__Task goal__
Show, in full, each line of the data that contains "patients".

__Transcript entries for document pages__
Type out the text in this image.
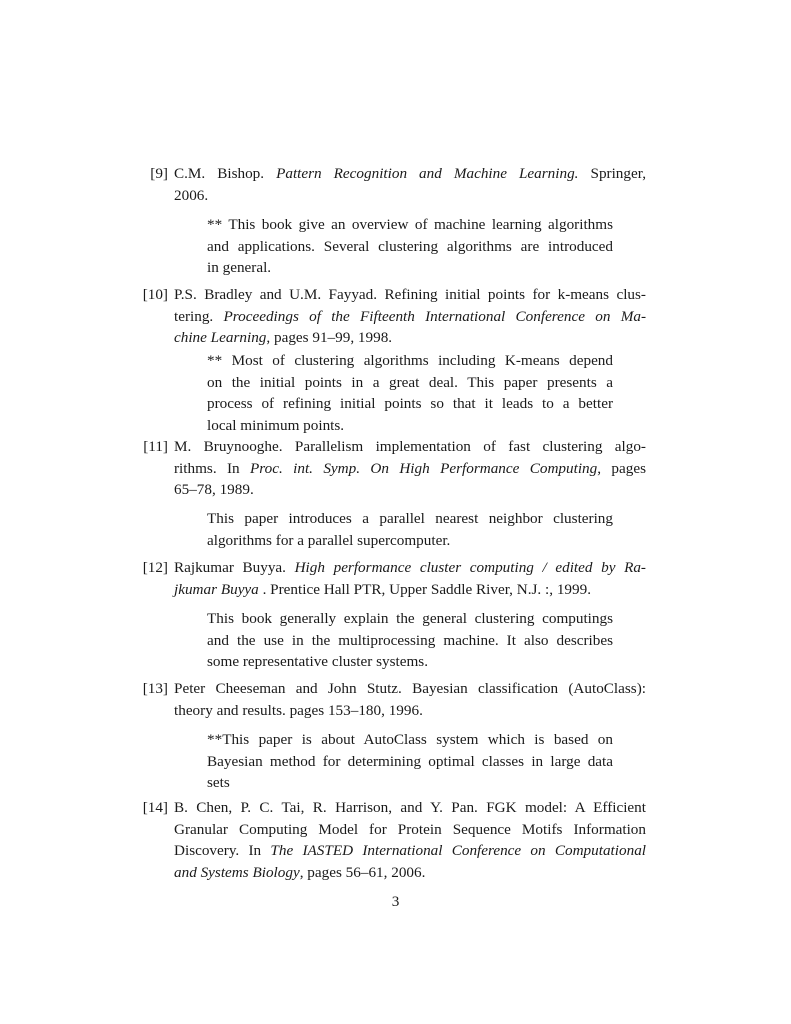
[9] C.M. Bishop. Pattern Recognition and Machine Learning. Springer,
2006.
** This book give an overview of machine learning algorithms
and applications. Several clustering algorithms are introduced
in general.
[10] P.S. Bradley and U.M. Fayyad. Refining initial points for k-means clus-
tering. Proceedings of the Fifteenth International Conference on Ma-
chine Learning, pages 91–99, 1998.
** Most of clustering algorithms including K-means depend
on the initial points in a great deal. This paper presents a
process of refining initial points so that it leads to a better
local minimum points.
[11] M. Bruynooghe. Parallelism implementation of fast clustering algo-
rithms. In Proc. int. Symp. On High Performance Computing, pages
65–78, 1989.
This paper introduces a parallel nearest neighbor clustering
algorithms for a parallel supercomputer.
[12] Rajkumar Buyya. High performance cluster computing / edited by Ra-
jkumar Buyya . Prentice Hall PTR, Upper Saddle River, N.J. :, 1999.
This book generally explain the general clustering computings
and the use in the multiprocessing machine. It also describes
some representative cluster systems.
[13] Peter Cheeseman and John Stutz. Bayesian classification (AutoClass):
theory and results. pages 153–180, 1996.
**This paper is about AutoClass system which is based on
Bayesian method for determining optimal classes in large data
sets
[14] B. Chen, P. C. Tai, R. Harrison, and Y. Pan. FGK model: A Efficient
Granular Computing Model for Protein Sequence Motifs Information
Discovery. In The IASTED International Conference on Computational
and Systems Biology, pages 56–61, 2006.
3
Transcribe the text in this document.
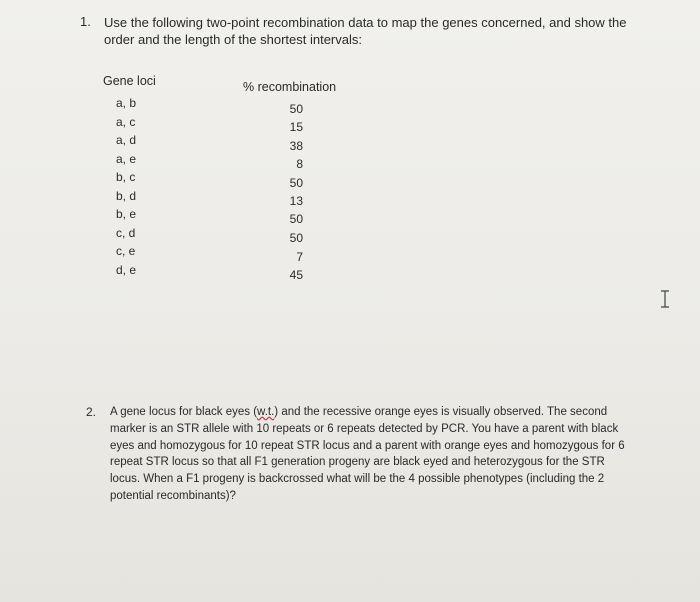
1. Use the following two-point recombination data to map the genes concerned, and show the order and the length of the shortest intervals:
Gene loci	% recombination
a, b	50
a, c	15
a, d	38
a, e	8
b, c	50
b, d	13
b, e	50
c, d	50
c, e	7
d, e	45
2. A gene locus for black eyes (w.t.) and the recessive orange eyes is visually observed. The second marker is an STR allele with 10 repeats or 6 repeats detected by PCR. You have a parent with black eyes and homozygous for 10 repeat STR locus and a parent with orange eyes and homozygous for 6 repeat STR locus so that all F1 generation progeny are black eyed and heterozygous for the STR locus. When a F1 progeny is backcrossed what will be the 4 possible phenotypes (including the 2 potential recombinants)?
---
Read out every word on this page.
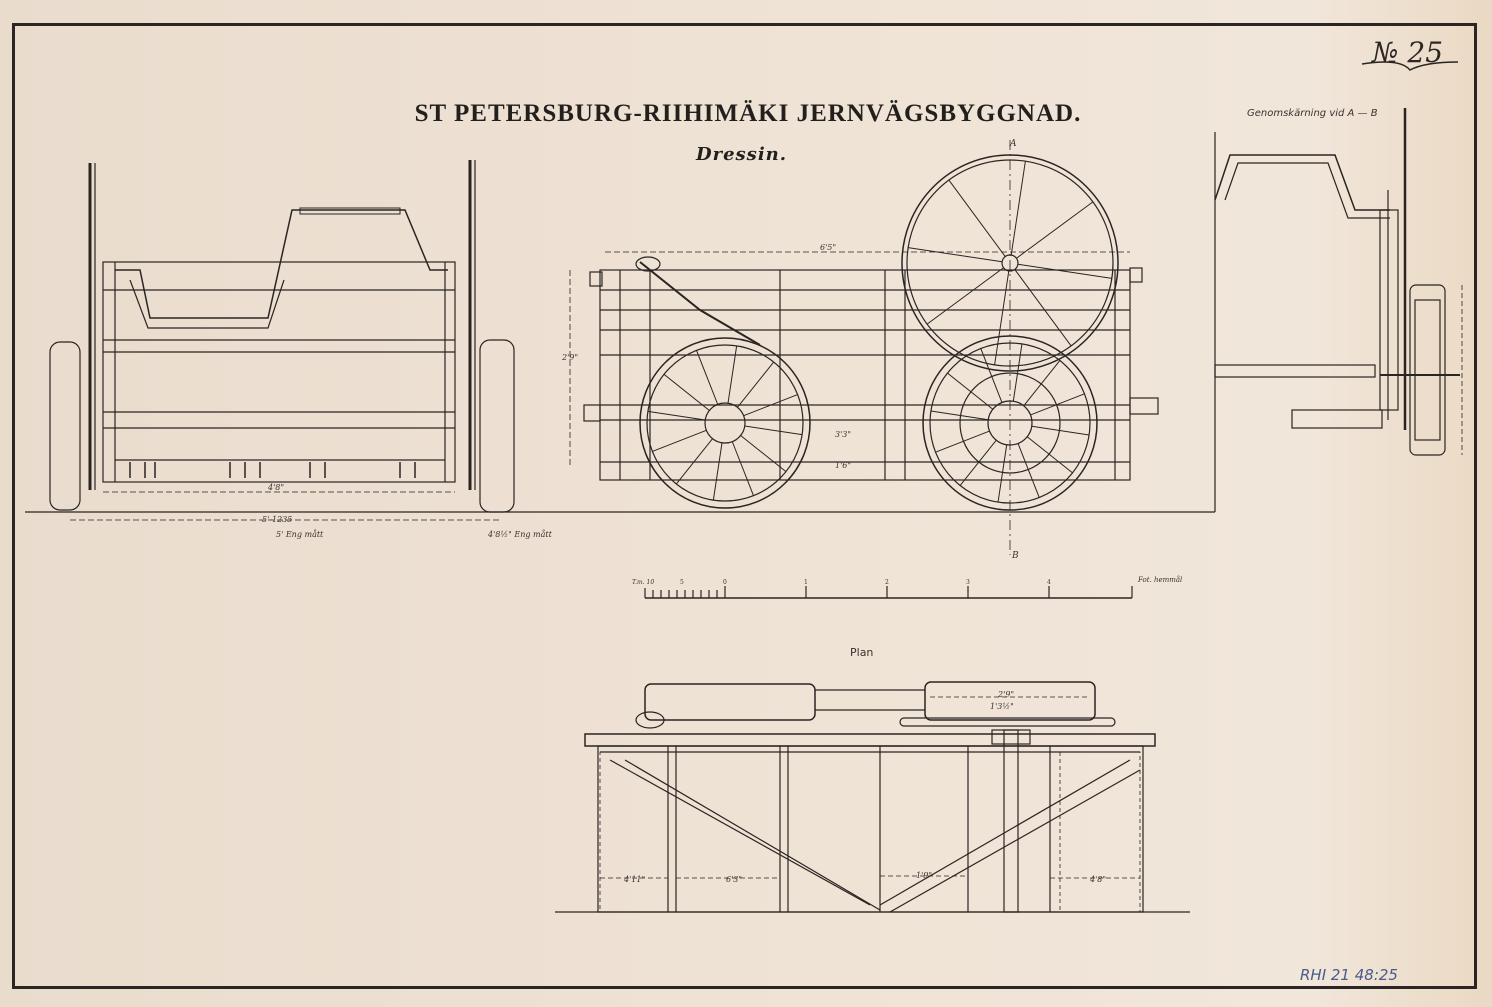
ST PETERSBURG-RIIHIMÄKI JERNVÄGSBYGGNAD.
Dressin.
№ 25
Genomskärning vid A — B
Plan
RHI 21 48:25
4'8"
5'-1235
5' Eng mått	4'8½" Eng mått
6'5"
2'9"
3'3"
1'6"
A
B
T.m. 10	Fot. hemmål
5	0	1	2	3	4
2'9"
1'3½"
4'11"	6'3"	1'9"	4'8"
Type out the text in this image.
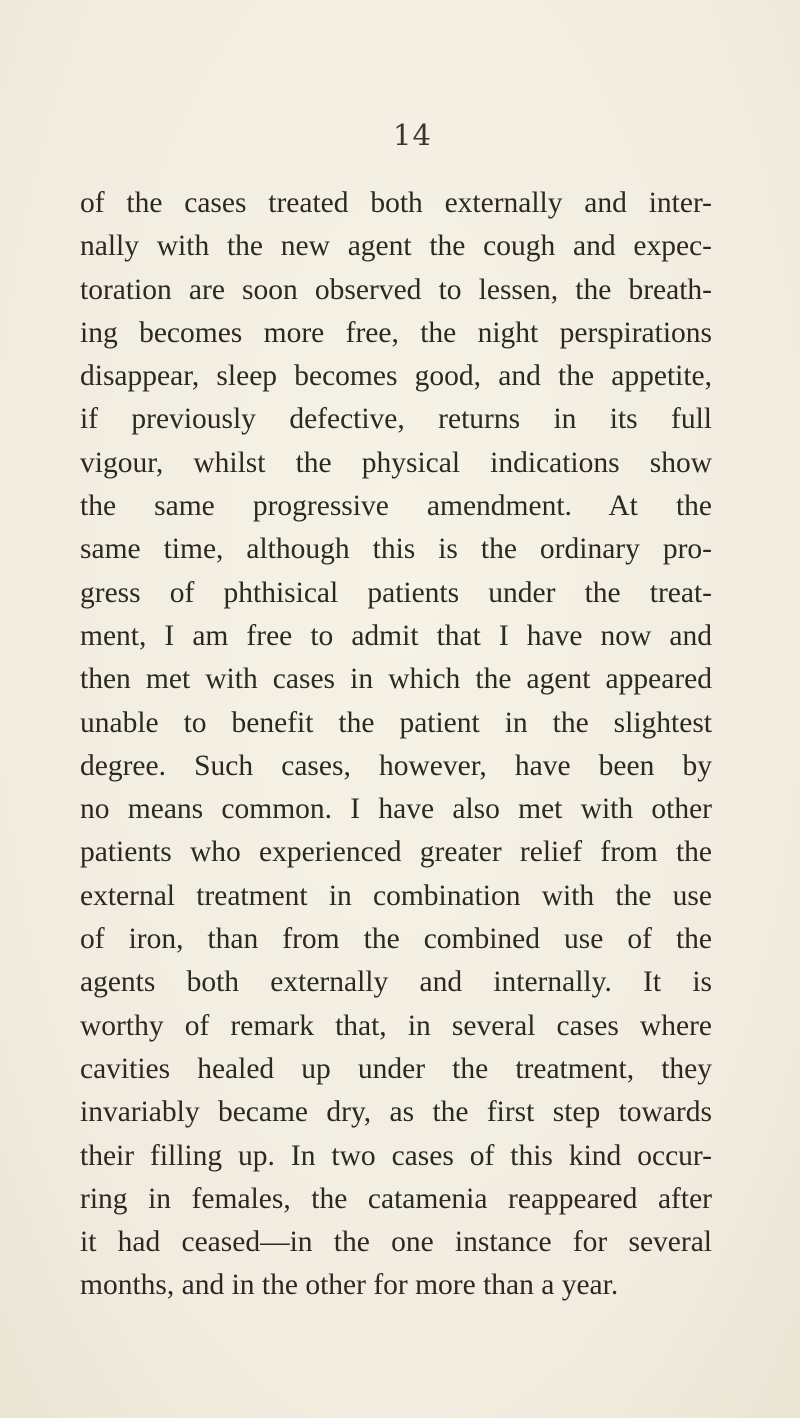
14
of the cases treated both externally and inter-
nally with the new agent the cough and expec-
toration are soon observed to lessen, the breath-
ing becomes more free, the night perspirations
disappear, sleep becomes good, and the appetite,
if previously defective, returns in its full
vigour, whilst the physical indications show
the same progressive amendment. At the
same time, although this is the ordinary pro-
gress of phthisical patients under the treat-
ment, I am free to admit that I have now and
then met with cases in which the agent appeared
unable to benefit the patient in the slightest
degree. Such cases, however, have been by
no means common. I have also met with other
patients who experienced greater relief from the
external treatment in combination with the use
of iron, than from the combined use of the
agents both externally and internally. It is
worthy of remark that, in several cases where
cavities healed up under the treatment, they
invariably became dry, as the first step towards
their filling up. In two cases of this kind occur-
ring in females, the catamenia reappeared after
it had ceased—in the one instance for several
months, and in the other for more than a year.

__Answer area__
gress of phthisical patients under the treat-
patients who experienced greater relief from the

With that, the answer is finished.